> **Task objective**
Copy out the material below in full, but not its images.

** start of Records for the task **

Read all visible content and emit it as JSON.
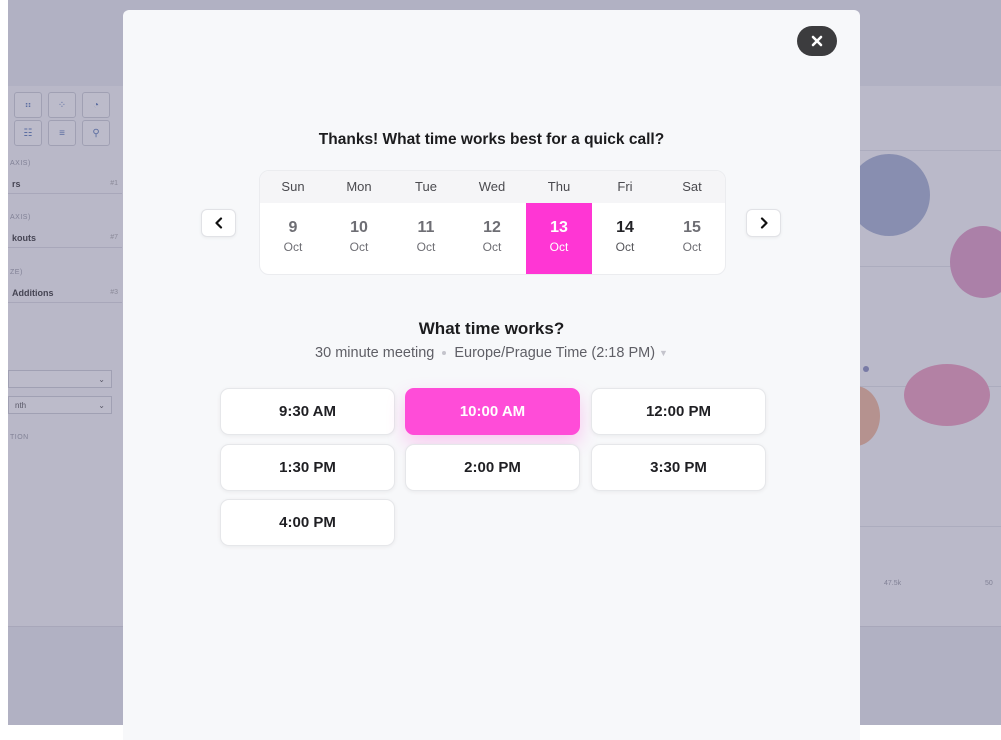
{
  "modal": {
    "close_icon": "close-icon",
    "prompt_title": "Thanks! What time works best for a quick call?",
    "calendar": {
      "prev_icon": "chevron-left-icon",
      "next_icon": "chevron-right-icon",
      "days": [
        {
          "dow": "Sun",
          "day": "9",
          "month": "Oct",
          "state": "unavailable"
        },
        {
          "dow": "Mon",
          "day": "10",
          "month": "Oct",
          "state": "unavailable"
        },
        {
          "dow": "Tue",
          "day": "11",
          "month": "Oct",
          "state": "unavailable"
        },
        {
          "dow": "Wed",
          "day": "12",
          "month": "Oct",
          "state": "unavailable"
        },
        {
          "dow": "Thu",
          "day": "13",
          "month": "Oct",
          "state": "selected"
        },
        {
          "dow": "Fri",
          "day": "14",
          "month": "Oct",
          "state": "available"
        },
        {
          "dow": "Sat",
          "day": "15",
          "month": "Oct",
          "state": "unavailable"
        }
      ]
    },
    "time_title": "What time works?",
    "meeting_length": "30 minute meeting",
    "timezone": "Europe/Prague Time (2:18 PM)",
    "time_slots": [
      "9:30 AM",
      "10:00 AM",
      "12:00 PM",
      "1:30 PM",
      "2:00 PM",
      "3:30 PM",
      "4:00 PM"
    ],
    "selected_slot": "10:00 AM",
    "accent_color": "#ff36d4"
  },
  "background": {
    "sidebar_fields": [
      {
        "label": "rs",
        "hotkey": "#1"
      },
      {
        "label": "kouts",
        "hotkey": "#7"
      },
      {
        "label": "Additions",
        "hotkey": "#3"
      }
    ],
    "sidebar_captions": [
      "AXIS)",
      "AXIS)",
      "ZE)",
      "TION"
    ],
    "select_value": "nth",
    "axis_ticks": [
      "47.5k",
      "50"
    ]
  }
}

** end of Records for the task **

> **Exercise solution**
Read all visible content and emit it as JSON.
{
  "modal": {
    "close_icon": "close-icon",
    "prompt_title": "Thanks! What time works best for a quick call?",
    "calendar": {
      "prev_icon": "chevron-left-icon",
      "next_icon": "chevron-right-icon",
      "days": [
        {
          "dow": "Sun",
          "day": "9",
          "month": "Oct",
          "state": "unavailable"
        },
        {
          "dow": "Mon",
          "day": "10",
          "month": "Oct",
          "state": "unavailable"
        },
        {
          "dow": "Tue",
          "day": "11",
          "month": "Oct",
          "state": "unavailable"
        },
        {
          "dow": "Wed",
          "day": "12",
          "month": "Oct",
          "state": "unavailable"
        },
        {
          "dow": "Thu",
          "day": "13",
          "month": "Oct",
          "state": "selected"
        },
        {
          "dow": "Fri",
          "day": "14",
          "month": "Oct",
          "state": "available"
        },
        {
          "dow": "Sat",
          "day": "15",
          "month": "Oct",
          "state": "unavailable"
        }
      ]
    },
    "time_title": "What time works?",
    "meeting_length": "30 minute meeting",
    "timezone": "Europe/Prague Time (2:18 PM)",
    "time_slots": [
      "9:30 AM",
      "10:00 AM",
      "12:00 PM",
      "1:30 PM",
      "2:00 PM",
      "3:30 PM",
      "4:00 PM"
    ],
    "selected_slot": "10:00 AM",
    "accent_color": "#ff36d4"
  },
  "background": {
    "sidebar_fields": [
      {
        "label": "rs",
        "hotkey": "#1"
      },
      {
        "label": "kouts",
        "hotkey": "#7"
      },
      {
        "label": "Additions",
        "hotkey": "#3"
      }
    ],
    "sidebar_captions": [
      "AXIS)",
      "AXIS)",
      "ZE)",
      "TION"
    ],
    "select_value": "nth",
    "axis_ticks": [
      "47.5k",
      "50"
    ]
  }
}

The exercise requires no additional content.